◆ **What you are asked to do**
Copy out the entries below precisely; nothing is to be omitted.

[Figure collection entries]
=-=-=-=-=

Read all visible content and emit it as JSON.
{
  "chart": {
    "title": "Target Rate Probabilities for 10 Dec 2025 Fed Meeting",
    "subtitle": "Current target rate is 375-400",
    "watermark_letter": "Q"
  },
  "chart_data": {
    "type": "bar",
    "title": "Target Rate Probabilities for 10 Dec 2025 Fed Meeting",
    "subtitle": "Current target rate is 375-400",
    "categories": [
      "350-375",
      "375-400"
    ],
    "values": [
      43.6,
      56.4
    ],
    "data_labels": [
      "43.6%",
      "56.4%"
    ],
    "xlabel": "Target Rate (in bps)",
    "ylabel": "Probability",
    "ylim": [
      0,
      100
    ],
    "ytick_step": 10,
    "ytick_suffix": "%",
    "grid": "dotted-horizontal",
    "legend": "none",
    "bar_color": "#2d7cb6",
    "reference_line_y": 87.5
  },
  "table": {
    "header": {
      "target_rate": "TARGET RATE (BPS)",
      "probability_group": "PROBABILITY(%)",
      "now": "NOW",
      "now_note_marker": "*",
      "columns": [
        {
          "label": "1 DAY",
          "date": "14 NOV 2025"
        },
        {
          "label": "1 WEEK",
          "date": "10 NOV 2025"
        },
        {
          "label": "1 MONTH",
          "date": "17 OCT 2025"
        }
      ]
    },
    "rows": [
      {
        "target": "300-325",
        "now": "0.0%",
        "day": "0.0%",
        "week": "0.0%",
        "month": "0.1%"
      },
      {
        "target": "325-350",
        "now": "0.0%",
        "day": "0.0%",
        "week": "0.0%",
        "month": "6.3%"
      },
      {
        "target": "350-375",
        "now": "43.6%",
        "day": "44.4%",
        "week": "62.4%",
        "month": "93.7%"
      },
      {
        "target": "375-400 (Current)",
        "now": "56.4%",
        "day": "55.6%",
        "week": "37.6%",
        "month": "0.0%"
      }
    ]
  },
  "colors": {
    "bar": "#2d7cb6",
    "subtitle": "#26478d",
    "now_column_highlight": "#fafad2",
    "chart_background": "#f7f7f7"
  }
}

=-=-=-=-=

◆ **Solution to the exercise**
Read all visible content and emit it as JSON.
{
  "chart": {
    "title": "Target Rate Probabilities for 10 Dec 2025 Fed Meeting",
    "subtitle": "Current target rate is 375-400",
    "watermark_letter": "Q"
  },
  "chart_data": {
    "type": "bar",
    "title": "Target Rate Probabilities for 10 Dec 2025 Fed Meeting",
    "subtitle": "Current target rate is 375-400",
    "categories": [
      "350-375",
      "375-400"
    ],
    "values": [
      43.6,
      56.4
    ],
    "data_labels": [
      "43.6%",
      "56.4%"
    ],
    "xlabel": "Target Rate (in bps)",
    "ylabel": "Probability",
    "ylim": [
      0,
      100
    ],
    "ytick_step": 10,
    "ytick_suffix": "%",
    "grid": "dotted-horizontal",
    "legend": "none",
    "bar_color": "#2d7cb6",
    "reference_line_y": 87.5
  },
  "table": {
    "header": {
      "target_rate": "TARGET RATE (BPS)",
      "probability_group": "PROBABILITY(%)",
      "now": "NOW",
      "now_note_marker": "*",
      "columns": [
        {
          "label": "1 DAY",
          "date": "14 NOV 2025"
        },
        {
          "label": "1 WEEK",
          "date": "10 NOV 2025"
        },
        {
          "label": "1 MONTH",
          "date": "17 OCT 2025"
        }
      ]
    },
    "rows": [
      {
        "target": "300-325",
        "now": "0.0%",
        "day": "0.0%",
        "week": "0.0%",
        "month": "0.1%"
      },
      {
        "target": "325-350",
        "now": "0.0%",
        "day": "0.0%",
        "week": "0.0%",
        "month": "6.3%"
      },
      {
        "target": "350-375",
        "now": "43.6%",
        "day": "44.4%",
        "week": "62.4%",
        "month": "93.7%"
      },
      {
        "target": "375-400 (Current)",
        "now": "56.4%",
        "day": "55.6%",
        "week": "37.6%",
        "month": "0.0%"
      }
    ]
  },
  "colors": {
    "bar": "#2d7cb6",
    "subtitle": "#26478d",
    "now_column_highlight": "#fafad2",
    "chart_background": "#f7f7f7"
  }
}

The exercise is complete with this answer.